_Written request_
Gather every line of the entries that includes the word "coordinate".

_Data listing_

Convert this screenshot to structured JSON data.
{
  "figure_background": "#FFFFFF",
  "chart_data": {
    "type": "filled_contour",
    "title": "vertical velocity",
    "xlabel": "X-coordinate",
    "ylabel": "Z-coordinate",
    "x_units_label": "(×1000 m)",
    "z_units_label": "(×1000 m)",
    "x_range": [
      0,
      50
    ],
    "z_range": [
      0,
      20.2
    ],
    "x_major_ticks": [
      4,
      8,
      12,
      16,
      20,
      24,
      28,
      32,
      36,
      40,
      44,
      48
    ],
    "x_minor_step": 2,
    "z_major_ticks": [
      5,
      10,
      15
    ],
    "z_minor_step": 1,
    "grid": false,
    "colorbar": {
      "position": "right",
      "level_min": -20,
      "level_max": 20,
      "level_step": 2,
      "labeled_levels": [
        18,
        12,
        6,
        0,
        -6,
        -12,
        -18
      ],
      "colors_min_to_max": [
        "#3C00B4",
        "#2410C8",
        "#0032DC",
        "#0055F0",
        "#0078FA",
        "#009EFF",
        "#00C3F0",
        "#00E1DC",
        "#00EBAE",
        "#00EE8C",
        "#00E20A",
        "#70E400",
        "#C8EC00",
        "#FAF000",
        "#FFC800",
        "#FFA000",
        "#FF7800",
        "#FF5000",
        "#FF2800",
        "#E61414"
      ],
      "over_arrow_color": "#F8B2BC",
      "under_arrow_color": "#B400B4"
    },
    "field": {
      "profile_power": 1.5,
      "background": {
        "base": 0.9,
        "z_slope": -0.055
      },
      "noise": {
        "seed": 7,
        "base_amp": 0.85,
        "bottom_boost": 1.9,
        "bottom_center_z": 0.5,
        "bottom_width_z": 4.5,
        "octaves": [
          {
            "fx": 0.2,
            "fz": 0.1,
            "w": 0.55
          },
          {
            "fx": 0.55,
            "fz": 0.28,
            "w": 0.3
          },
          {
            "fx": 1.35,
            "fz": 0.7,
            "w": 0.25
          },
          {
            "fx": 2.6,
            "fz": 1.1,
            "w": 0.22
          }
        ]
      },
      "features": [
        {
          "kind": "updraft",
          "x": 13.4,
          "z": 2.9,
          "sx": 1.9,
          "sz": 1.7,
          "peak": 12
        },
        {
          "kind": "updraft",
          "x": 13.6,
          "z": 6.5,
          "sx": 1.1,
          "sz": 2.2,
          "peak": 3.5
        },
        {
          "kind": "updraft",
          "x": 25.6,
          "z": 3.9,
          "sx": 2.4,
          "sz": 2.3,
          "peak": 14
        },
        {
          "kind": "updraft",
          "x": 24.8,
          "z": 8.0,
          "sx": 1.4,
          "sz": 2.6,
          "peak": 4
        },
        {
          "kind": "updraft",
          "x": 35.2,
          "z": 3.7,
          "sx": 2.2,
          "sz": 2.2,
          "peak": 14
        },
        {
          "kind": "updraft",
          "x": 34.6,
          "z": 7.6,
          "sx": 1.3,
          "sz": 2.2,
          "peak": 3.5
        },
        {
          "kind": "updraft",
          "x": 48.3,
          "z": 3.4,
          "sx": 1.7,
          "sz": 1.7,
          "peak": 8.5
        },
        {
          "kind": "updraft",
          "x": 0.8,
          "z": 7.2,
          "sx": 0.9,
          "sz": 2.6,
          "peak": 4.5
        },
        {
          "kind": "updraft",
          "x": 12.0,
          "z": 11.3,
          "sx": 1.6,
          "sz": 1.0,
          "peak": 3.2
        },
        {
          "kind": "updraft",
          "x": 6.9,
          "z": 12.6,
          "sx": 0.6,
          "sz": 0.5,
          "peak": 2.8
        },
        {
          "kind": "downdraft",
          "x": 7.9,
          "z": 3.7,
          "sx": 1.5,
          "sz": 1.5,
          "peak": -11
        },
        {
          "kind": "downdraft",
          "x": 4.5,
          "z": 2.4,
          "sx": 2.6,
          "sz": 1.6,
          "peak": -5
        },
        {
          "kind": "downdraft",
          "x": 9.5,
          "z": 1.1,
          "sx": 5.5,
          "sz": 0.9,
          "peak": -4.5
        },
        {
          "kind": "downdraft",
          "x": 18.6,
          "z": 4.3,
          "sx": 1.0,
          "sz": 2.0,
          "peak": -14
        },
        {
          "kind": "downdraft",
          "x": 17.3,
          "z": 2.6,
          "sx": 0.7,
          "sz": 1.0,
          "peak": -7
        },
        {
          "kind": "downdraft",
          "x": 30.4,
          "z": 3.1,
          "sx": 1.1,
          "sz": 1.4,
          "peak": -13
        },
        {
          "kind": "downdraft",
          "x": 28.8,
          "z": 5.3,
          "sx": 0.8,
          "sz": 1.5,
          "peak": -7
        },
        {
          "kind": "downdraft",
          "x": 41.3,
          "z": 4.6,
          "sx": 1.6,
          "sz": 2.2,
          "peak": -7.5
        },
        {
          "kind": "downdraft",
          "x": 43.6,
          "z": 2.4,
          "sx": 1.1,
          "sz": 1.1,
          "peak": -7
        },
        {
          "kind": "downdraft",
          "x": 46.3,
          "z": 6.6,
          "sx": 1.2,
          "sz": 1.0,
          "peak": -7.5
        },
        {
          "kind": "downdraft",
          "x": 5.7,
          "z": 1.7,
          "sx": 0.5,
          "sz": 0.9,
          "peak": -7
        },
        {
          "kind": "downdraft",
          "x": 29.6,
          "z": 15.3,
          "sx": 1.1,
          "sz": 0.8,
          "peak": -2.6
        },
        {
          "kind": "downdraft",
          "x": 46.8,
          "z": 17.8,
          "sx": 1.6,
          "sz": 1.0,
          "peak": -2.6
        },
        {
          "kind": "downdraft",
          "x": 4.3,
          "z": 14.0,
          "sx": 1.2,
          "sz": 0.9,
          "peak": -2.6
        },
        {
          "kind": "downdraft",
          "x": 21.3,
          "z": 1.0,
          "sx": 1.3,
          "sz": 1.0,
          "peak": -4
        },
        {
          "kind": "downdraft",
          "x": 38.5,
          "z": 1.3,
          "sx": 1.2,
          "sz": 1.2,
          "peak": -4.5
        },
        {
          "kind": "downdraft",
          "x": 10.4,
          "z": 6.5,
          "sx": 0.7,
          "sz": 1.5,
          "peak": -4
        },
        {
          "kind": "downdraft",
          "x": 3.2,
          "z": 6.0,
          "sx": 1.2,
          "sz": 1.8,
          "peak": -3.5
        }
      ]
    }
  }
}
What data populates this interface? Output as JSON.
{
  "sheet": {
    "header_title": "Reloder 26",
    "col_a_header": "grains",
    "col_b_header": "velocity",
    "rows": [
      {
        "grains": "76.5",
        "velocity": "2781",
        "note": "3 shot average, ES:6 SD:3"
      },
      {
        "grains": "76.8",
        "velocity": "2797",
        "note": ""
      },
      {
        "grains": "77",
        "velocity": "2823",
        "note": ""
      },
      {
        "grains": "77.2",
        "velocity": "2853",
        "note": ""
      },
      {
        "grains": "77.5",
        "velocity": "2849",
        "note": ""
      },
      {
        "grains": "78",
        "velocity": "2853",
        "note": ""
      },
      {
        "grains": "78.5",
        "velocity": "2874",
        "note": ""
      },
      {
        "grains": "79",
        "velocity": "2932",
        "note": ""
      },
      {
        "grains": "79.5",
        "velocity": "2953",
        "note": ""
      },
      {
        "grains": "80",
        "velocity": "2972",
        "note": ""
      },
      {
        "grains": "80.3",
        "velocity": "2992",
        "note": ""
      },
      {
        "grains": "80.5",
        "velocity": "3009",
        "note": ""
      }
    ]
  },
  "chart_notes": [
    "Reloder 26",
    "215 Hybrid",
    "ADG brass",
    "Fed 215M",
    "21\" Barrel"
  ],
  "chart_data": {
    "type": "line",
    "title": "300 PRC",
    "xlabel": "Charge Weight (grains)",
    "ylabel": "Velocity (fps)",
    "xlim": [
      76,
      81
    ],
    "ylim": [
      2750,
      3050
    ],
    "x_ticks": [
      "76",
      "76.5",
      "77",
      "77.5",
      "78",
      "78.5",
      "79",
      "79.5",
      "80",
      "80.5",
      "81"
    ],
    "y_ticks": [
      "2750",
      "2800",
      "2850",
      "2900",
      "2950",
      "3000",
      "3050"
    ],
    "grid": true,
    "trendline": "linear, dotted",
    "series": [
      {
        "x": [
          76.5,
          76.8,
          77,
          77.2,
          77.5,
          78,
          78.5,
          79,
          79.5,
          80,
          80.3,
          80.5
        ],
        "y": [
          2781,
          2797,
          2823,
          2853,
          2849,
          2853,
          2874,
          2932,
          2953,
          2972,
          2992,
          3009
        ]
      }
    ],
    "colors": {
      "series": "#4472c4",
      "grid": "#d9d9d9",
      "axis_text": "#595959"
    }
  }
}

_Response to this exercise_
    "xlabel": "X-coordinate",
    "ylabel": "Z-coordinate",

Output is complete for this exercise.